[start of Supplied entries]

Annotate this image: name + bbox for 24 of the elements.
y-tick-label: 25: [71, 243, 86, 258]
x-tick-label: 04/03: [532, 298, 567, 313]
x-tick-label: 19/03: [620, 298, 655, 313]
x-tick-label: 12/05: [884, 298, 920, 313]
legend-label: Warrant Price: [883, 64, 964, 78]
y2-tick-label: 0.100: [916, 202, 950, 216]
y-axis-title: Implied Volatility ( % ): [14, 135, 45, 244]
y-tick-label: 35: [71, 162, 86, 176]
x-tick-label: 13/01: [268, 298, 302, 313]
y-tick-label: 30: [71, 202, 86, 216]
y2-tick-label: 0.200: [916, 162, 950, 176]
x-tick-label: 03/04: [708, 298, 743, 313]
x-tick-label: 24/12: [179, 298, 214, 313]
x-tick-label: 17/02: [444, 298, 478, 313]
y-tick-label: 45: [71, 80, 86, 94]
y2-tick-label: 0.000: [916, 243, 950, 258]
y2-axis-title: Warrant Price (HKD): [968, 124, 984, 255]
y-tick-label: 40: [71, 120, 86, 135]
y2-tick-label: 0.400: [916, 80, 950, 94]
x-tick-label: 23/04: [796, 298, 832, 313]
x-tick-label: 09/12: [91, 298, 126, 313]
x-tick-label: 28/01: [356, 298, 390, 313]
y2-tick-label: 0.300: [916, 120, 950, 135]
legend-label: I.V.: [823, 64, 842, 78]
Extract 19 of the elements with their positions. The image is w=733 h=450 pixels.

[end of Supplied entries]
[start of Supplied entries]

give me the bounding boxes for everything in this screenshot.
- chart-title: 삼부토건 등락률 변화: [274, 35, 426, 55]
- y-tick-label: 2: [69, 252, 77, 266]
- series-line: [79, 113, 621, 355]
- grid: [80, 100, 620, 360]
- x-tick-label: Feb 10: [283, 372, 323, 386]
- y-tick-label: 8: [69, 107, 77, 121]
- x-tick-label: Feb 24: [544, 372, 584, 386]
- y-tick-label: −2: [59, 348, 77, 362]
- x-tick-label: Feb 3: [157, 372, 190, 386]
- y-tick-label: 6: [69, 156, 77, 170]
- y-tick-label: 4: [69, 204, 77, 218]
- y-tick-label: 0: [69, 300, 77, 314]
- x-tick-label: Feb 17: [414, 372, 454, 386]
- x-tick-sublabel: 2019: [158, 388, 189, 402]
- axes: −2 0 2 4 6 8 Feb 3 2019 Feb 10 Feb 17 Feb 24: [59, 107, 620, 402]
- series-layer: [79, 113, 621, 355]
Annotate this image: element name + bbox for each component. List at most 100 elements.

[end of Supplied entries]

Aim:
Reproduce the records above word for word, from the line with "Annotate this image: name" to the line with "Extract 19 of", both included.

Solution:
Annotate this image: name + bbox for 24 of the elements.
y-tick-label: 25: [71, 243, 86, 258]
x-tick-label: 04/03: [532, 298, 567, 313]
x-tick-label: 19/03: [620, 298, 655, 313]
x-tick-label: 12/05: [884, 298, 920, 313]
legend-label: Warrant Price: [883, 64, 964, 78]
y2-tick-label: 0.100: [916, 202, 950, 216]
y-axis-title: Implied Volatility ( % ): [14, 135, 45, 244]
y-tick-label: 35: [71, 162, 86, 176]
x-tick-label: 13/01: [268, 298, 302, 313]
y-tick-label: 30: [71, 202, 86, 216]
y2-tick-label: 0.200: [916, 162, 950, 176]
x-tick-label: 03/04: [708, 298, 743, 313]
x-tick-label: 24/12: [179, 298, 214, 313]
x-tick-label: 17/02: [444, 298, 478, 313]
y-tick-label: 45: [71, 80, 86, 94]
y2-tick-label: 0.000: [916, 243, 950, 258]
y2-axis-title: Warrant Price (HKD): [968, 124, 984, 255]
y-tick-label: 40: [71, 120, 86, 135]
y2-tick-label: 0.400: [916, 80, 950, 94]
x-tick-label: 23/04: [796, 298, 832, 313]
x-tick-label: 09/12: [91, 298, 126, 313]
x-tick-label: 28/01: [356, 298, 390, 313]
y2-tick-label: 0.300: [916, 120, 950, 135]
legend-label: I.V.: [823, 64, 842, 78]
Extract 19 of the elements with their positions. The image is w=733 h=450 pixels.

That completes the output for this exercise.